Figure contents as structured data
[start]
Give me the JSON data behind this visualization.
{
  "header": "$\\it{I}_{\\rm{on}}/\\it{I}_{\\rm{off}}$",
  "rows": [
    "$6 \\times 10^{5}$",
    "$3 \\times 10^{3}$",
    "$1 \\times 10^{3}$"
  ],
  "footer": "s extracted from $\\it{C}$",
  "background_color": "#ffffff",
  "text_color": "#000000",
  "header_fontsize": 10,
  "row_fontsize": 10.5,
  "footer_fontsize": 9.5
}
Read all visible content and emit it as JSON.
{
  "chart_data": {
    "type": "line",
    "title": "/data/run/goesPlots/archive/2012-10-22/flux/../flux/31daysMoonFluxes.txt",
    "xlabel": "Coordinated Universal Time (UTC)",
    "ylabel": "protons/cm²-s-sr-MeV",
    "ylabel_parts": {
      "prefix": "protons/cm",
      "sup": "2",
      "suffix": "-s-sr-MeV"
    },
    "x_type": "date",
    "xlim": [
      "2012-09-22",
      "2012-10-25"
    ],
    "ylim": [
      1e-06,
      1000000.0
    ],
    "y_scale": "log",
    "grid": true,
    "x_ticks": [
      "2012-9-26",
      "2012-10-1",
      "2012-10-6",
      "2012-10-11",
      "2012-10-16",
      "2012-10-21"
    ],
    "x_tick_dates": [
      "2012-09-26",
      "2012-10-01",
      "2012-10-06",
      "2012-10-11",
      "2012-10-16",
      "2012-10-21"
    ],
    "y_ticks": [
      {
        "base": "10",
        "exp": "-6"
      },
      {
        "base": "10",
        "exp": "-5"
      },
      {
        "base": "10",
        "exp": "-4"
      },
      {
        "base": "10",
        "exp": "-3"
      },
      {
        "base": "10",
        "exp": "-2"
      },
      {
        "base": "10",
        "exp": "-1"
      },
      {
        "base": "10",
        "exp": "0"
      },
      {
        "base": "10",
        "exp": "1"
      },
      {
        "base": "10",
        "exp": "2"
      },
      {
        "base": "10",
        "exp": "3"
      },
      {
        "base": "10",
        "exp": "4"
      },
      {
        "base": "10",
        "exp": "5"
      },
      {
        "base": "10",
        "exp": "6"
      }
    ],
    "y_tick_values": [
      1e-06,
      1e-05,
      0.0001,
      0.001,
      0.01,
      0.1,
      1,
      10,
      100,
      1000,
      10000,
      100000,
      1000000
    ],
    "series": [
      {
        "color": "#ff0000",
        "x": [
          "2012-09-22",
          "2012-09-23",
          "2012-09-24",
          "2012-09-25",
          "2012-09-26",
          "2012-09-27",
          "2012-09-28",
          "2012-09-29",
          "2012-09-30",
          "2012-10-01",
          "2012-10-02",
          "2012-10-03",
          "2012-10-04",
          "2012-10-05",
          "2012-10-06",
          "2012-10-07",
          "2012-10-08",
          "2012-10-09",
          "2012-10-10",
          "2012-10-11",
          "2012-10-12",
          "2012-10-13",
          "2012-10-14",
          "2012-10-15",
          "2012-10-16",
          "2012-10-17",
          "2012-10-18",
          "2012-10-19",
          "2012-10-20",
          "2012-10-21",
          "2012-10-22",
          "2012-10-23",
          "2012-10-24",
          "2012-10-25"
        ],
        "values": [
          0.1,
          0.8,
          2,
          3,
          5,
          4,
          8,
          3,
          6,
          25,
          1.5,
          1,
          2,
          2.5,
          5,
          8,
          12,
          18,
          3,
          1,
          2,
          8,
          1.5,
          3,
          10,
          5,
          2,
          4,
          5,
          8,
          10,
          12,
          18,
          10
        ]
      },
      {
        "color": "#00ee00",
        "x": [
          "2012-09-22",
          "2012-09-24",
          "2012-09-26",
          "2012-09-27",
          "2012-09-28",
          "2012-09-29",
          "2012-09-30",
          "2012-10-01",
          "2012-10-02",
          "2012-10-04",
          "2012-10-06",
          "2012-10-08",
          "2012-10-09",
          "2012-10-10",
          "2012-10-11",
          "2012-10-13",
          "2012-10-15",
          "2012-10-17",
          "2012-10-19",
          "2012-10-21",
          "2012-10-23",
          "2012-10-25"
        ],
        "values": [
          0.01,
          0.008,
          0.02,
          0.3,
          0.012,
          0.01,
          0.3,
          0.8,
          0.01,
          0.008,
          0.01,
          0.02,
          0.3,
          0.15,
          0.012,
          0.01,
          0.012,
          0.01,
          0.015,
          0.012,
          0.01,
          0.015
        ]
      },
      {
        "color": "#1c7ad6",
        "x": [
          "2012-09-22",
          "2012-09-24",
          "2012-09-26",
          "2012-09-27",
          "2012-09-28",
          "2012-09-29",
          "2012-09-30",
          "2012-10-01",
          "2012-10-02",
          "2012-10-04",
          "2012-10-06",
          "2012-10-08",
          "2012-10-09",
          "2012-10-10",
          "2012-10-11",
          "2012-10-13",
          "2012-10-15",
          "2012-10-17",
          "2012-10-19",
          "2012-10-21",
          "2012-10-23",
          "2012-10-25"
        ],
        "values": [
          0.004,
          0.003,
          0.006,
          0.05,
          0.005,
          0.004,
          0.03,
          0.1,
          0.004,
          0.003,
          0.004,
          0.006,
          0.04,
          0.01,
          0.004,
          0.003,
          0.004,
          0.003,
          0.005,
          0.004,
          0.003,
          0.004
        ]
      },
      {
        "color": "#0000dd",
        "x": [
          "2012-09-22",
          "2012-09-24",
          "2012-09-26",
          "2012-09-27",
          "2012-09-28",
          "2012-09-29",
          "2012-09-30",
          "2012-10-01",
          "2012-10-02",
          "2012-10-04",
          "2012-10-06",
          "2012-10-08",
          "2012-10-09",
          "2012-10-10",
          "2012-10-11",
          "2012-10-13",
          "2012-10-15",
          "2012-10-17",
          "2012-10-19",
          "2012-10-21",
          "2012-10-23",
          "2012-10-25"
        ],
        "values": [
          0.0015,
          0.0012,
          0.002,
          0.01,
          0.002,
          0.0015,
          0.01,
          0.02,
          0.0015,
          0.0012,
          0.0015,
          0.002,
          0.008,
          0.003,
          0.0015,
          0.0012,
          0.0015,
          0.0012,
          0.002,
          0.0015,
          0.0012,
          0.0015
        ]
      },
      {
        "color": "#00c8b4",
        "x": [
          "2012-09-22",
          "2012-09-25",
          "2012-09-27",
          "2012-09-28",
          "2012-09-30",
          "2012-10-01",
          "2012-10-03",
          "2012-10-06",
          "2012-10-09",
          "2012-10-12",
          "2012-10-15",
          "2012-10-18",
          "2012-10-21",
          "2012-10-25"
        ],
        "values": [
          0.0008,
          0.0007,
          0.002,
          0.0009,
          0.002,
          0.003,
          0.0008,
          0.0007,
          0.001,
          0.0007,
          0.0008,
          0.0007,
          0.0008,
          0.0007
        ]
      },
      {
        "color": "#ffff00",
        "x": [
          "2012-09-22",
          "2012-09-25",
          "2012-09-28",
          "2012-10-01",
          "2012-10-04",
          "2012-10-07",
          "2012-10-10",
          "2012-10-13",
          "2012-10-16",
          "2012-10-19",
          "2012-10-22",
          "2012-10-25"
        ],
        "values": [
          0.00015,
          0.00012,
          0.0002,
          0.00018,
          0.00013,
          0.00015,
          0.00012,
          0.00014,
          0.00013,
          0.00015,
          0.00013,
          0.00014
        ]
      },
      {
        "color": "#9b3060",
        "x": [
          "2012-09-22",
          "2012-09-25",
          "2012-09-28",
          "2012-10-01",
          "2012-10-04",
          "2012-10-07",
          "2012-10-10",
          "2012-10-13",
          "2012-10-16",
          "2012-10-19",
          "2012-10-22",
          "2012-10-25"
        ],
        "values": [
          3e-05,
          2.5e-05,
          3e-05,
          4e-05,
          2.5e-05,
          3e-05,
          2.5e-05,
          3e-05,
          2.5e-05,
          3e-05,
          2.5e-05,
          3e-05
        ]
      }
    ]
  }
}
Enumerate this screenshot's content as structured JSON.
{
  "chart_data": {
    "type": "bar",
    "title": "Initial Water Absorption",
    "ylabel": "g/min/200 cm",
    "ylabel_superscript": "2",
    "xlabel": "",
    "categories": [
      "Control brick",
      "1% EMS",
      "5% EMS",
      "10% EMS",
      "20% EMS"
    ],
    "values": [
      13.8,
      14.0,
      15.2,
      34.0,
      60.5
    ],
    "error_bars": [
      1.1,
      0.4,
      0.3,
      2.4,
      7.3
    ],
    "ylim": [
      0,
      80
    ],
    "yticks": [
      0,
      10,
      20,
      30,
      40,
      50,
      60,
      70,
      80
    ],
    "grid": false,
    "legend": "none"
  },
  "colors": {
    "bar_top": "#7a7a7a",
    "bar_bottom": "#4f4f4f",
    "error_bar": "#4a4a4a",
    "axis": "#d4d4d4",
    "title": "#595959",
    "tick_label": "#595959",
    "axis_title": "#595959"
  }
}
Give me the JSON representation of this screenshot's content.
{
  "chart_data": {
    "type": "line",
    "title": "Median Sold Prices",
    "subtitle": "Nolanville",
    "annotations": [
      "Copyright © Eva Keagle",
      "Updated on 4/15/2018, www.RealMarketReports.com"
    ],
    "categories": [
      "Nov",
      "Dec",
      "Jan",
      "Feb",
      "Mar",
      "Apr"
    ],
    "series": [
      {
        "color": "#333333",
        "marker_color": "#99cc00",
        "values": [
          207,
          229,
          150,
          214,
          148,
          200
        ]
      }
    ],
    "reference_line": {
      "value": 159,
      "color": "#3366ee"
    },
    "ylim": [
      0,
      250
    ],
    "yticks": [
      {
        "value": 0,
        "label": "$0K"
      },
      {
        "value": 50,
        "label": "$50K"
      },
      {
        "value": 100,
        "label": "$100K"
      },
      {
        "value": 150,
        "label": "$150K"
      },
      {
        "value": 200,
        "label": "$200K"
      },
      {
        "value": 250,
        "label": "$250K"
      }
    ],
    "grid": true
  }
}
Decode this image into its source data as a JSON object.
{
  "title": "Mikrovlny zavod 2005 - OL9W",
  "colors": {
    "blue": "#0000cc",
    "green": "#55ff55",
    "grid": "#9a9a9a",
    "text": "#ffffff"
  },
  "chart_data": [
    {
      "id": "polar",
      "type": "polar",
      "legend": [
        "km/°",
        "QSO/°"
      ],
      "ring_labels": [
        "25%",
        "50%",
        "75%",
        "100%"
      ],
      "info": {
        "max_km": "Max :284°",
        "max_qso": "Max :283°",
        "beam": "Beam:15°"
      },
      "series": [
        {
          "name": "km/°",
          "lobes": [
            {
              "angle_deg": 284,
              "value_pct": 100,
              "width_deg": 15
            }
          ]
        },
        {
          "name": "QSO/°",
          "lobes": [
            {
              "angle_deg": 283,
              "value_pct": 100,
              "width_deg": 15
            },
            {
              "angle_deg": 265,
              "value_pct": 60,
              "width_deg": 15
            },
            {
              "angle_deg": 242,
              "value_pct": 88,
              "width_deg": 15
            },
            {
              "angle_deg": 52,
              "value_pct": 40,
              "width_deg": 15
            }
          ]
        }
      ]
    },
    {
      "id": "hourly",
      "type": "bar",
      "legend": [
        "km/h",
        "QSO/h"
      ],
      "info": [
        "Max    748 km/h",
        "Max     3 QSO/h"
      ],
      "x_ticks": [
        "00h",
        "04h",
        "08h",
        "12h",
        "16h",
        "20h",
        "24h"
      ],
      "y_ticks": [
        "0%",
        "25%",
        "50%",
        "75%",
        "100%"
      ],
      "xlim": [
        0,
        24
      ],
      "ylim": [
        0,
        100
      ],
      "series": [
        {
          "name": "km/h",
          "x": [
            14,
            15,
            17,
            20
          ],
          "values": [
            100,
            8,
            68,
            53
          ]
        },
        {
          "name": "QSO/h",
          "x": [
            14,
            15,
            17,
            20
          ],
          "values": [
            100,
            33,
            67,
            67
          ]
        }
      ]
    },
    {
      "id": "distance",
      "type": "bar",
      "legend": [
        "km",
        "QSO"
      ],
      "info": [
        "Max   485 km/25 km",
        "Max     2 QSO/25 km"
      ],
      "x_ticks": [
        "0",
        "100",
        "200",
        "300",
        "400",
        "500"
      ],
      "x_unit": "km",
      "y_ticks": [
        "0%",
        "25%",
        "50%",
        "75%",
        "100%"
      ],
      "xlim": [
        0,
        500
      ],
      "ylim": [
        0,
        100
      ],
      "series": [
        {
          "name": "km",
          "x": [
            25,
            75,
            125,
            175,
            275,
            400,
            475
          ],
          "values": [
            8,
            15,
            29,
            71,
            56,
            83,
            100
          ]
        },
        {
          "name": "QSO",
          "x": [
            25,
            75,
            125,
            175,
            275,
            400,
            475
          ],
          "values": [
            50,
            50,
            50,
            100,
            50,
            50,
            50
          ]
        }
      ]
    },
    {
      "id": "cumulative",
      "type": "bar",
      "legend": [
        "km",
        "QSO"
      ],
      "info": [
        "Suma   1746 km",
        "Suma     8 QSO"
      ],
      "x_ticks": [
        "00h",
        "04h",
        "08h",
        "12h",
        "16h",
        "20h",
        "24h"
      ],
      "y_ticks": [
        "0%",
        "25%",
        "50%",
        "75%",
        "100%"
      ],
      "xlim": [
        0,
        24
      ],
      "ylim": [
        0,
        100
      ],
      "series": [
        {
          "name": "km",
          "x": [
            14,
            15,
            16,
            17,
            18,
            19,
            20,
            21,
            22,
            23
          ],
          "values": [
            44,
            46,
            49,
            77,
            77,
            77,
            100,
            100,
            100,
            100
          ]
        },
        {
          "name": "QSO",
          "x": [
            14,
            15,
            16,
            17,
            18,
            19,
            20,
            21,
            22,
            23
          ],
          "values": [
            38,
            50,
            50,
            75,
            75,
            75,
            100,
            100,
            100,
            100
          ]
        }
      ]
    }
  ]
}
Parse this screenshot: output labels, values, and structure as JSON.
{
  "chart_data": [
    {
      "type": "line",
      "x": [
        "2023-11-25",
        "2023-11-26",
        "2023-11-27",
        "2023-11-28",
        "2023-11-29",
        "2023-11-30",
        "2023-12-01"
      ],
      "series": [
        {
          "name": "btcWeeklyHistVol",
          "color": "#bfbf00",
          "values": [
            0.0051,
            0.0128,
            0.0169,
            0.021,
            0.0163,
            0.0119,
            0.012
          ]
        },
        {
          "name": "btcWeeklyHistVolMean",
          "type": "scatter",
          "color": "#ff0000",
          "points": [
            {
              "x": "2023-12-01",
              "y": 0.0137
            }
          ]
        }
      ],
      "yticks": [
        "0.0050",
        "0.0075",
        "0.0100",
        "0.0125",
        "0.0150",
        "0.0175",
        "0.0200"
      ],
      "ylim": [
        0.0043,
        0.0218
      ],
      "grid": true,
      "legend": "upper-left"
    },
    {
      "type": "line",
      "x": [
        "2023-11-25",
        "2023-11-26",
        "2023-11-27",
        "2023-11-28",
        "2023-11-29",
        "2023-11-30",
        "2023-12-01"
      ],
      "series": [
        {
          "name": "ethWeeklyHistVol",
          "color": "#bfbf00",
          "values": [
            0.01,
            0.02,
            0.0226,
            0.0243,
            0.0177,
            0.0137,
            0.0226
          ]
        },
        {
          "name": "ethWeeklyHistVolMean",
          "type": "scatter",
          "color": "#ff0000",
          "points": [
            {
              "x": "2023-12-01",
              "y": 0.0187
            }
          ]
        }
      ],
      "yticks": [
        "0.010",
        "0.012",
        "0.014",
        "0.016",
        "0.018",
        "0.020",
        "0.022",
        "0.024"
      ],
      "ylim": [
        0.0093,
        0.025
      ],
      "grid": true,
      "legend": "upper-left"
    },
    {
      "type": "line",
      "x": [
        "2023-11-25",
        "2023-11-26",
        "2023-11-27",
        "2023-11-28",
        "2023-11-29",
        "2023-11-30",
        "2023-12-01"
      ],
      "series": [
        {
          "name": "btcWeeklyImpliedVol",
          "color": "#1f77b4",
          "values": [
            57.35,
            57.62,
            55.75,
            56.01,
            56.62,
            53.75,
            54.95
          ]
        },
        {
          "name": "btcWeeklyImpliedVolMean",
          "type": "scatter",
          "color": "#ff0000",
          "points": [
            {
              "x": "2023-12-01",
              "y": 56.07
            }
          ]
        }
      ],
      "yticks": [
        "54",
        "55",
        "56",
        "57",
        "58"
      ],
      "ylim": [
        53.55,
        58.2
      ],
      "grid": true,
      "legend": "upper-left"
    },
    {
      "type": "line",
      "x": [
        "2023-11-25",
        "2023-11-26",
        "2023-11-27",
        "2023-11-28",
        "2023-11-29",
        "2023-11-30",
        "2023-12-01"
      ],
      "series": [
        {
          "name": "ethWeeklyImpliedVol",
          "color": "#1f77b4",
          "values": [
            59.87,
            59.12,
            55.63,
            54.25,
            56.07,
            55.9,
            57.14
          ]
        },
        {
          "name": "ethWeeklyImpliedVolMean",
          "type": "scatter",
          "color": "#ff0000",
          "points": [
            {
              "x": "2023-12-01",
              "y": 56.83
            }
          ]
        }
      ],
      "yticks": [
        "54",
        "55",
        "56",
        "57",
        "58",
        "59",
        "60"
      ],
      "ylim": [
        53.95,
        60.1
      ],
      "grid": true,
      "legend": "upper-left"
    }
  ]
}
[end]
Work out how many lines above contain the word "JSON". Give only the number.

◆ **Exercise answer**: 6